--- AIM OF THE EXERCISE ---
Output every record word for word.

--- INPUT FOR THIS TASK ---
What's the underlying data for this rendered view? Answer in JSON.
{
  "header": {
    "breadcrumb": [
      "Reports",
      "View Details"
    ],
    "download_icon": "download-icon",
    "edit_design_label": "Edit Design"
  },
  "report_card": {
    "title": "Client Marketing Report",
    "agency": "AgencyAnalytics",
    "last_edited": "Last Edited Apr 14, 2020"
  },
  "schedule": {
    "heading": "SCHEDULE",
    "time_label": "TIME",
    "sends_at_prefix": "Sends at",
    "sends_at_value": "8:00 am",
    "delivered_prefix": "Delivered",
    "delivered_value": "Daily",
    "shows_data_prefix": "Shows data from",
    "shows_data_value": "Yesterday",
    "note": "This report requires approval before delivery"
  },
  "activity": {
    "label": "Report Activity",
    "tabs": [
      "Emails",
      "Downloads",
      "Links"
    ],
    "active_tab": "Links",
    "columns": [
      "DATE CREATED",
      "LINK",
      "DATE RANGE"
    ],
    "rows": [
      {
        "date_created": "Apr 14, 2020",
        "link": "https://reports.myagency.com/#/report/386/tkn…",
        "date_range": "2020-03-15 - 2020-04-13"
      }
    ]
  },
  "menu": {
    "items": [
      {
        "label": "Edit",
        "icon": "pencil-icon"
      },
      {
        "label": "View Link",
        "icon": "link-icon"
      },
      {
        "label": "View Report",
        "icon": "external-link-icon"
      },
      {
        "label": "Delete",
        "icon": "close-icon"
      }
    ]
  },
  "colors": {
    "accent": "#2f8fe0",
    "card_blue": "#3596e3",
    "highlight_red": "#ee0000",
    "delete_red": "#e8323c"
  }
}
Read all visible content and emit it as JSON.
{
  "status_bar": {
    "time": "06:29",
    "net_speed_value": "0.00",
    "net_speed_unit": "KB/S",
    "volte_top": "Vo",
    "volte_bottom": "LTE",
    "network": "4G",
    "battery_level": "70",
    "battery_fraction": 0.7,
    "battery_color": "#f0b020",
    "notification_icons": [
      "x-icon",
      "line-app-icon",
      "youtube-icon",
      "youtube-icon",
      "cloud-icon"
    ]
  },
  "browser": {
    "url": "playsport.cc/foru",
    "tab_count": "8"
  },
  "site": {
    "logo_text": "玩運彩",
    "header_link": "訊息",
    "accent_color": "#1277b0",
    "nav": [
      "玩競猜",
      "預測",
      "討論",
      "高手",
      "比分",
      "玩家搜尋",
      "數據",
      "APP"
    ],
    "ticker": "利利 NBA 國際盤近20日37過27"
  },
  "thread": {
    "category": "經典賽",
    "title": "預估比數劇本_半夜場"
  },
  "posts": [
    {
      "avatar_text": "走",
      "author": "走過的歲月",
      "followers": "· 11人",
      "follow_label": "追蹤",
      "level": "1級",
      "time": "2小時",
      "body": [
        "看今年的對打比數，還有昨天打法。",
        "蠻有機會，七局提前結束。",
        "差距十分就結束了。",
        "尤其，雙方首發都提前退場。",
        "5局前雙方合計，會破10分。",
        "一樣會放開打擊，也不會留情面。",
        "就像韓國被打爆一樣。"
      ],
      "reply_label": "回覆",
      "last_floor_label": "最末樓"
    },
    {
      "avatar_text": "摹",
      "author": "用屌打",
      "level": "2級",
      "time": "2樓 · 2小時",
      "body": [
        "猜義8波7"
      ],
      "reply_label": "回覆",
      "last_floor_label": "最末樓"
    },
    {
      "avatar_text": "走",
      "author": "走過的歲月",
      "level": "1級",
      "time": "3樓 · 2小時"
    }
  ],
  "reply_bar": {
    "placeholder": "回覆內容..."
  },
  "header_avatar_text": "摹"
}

--- SOLUTION BELOW ---
What's the underlying data for this rendered view? Answer in JSON.
{
  "header": {
    "breadcrumb": [
      "Reports",
      "View Details"
    ],
    "download_icon": "download-icon",
    "edit_design_label": "Edit Design"
  },
  "report_card": {
    "title": "Client Marketing Report",
    "agency": "AgencyAnalytics",
    "last_edited": "Last Edited Apr 14, 2020"
  },
  "schedule": {
    "heading": "SCHEDULE",
    "time_label": "TIME",
    "sends_at_prefix": "Sends at",
    "sends_at_value": "8:00 am",
    "delivered_prefix": "Delivered",
    "delivered_value": "Daily",
    "shows_data_prefix": "Shows data from",
    "shows_data_value": "Yesterday",
    "note": "This report requires approval before delivery"
  },
  "activity": {
    "label": "Report Activity",
    "tabs": [
      "Emails",
      "Downloads",
      "Links"
    ],
    "active_tab": "Links",
    "columns": [
      "DATE CREATED",
      "LINK",
      "DATE RANGE"
    ],
    "rows": [
      {
        "date_created": "Apr 14, 2020",
        "link": "https://reports.myagency.com/#/report/386/tkn…",
        "date_range": "2020-03-15 - 2020-04-13"
      }
    ]
  },
  "menu": {
    "items": [
      {
        "label": "Edit",
        "icon": "pencil-icon"
      },
      {
        "label": "View Link",
        "icon": "link-icon"
      },
      {
        "label": "View Report",
        "icon": "external-link-icon"
      },
      {
        "label": "Delete",
        "icon": "close-icon"
      }
    ]
  },
  "colors": {
    "accent": "#2f8fe0",
    "card_blue": "#3596e3",
    "highlight_red": "#ee0000",
    "delete_red": "#e8323c"
  }
}
Read all visible content and emit it as JSON.
{
  "status_bar": {
    "time": "06:29",
    "net_speed_value": "0.00",
    "net_speed_unit": "KB/S",
    "volte_top": "Vo",
    "volte_bottom": "LTE",
    "network": "4G",
    "battery_level": "70",
    "battery_fraction": 0.7,
    "battery_color": "#f0b020",
    "notification_icons": [
      "x-icon",
      "line-app-icon",
      "youtube-icon",
      "youtube-icon",
      "cloud-icon"
    ]
  },
  "browser": {
    "url": "playsport.cc/foru",
    "tab_count": "8"
  },
  "site": {
    "logo_text": "玩運彩",
    "header_link": "訊息",
    "accent_color": "#1277b0",
    "nav": [
      "玩競猜",
      "預測",
      "討論",
      "高手",
      "比分",
      "玩家搜尋",
      "數據",
      "APP"
    ],
    "ticker": "利利 NBA 國際盤近20日37過27"
  },
  "thread": {
    "category": "經典賽",
    "title": "預估比數劇本_半夜場"
  },
  "posts": [
    {
      "avatar_text": "走",
      "author": "走過的歲月",
      "followers": "· 11人",
      "follow_label": "追蹤",
      "level": "1級",
      "time": "2小時",
      "body": [
        "看今年的對打比數，還有昨天打法。",
        "蠻有機會，七局提前結束。",
        "差距十分就結束了。",
        "尤其，雙方首發都提前退場。",
        "5局前雙方合計，會破10分。",
        "一樣會放開打擊，也不會留情面。",
        "就像韓國被打爆一樣。"
      ],
      "reply_label": "回覆",
      "last_floor_label": "最末樓"
    },
    {
      "avatar_text": "摹",
      "author": "用屌打",
      "level": "2級",
      "time": "2樓 · 2小時",
      "body": [
        "猜義8波7"
      ],
      "reply_label": "回覆",
      "last_floor_label": "最末樓"
    },
    {
      "avatar_text": "走",
      "author": "走過的歲月",
      "level": "1級",
      "time": "3樓 · 2小時"
    }
  ],
  "reply_bar": {
    "placeholder": "回覆內容..."
  },
  "header_avatar_text": "摹"
}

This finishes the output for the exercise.